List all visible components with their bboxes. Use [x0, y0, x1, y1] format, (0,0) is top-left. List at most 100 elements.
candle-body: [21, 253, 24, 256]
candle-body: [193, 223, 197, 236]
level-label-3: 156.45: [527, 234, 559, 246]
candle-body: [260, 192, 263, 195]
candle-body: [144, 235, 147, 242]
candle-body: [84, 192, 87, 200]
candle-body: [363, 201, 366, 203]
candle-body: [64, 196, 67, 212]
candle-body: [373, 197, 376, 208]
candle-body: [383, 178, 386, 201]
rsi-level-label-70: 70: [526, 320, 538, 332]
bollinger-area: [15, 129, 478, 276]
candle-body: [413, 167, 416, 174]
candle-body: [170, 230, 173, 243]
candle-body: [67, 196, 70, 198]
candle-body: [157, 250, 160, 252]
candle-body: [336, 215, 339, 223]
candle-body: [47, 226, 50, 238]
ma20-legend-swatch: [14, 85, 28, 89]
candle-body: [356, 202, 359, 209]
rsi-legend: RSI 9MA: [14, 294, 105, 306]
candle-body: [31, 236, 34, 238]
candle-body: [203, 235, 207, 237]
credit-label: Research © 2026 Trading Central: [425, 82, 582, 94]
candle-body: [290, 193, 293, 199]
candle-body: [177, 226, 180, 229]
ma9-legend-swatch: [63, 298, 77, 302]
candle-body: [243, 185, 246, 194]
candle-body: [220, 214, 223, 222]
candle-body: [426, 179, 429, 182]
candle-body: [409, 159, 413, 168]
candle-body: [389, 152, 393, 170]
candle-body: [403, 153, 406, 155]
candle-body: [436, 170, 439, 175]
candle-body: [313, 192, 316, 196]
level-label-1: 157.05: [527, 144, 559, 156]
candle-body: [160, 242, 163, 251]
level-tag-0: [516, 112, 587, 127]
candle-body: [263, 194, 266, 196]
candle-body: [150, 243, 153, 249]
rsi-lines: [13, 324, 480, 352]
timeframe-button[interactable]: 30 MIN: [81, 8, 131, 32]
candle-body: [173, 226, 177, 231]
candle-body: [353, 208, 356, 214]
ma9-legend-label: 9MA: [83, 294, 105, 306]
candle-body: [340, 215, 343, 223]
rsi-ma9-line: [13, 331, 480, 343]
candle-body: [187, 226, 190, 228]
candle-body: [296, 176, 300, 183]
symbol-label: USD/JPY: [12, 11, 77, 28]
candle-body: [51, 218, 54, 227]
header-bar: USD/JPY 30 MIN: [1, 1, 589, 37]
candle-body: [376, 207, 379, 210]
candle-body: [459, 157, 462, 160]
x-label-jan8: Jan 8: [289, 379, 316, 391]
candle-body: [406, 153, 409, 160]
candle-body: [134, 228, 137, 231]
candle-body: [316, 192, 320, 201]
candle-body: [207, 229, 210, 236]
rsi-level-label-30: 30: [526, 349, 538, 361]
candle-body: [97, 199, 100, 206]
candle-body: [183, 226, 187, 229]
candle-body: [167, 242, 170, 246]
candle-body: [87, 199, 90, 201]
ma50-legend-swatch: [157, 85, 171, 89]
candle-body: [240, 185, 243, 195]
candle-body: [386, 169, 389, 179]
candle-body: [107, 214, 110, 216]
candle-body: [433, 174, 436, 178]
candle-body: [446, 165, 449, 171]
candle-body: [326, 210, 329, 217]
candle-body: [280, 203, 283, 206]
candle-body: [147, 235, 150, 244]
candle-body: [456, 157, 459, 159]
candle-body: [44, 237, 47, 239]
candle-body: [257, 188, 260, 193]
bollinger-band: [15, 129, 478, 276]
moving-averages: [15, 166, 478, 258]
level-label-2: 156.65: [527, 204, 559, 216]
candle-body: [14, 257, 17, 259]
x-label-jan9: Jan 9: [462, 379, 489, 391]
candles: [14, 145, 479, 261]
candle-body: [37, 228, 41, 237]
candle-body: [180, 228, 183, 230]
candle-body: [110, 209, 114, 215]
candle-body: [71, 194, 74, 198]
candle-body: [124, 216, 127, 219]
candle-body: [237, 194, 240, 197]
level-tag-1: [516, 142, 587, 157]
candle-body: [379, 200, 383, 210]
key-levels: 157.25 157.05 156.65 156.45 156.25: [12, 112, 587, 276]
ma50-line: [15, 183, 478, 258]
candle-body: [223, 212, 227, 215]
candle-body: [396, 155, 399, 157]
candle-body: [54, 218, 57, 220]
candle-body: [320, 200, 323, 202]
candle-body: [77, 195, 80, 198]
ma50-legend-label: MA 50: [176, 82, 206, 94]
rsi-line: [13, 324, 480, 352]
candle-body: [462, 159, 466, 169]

* * *

_Instructions for the task_: Which lines in the data above contain the string "legend"? Pull out each of them in full.

_Exercise result_:
ma20-legend-swatch: [14, 85, 28, 89]
rsi-legend: RSI 9MA: [14, 294, 105, 306]
ma9-legend-swatch: [63, 298, 77, 302]
ma9-legend-label: 9MA: [83, 294, 105, 306]
ma50-legend-swatch: [157, 85, 171, 89]
ma50-legend-label: MA 50: [176, 82, 206, 94]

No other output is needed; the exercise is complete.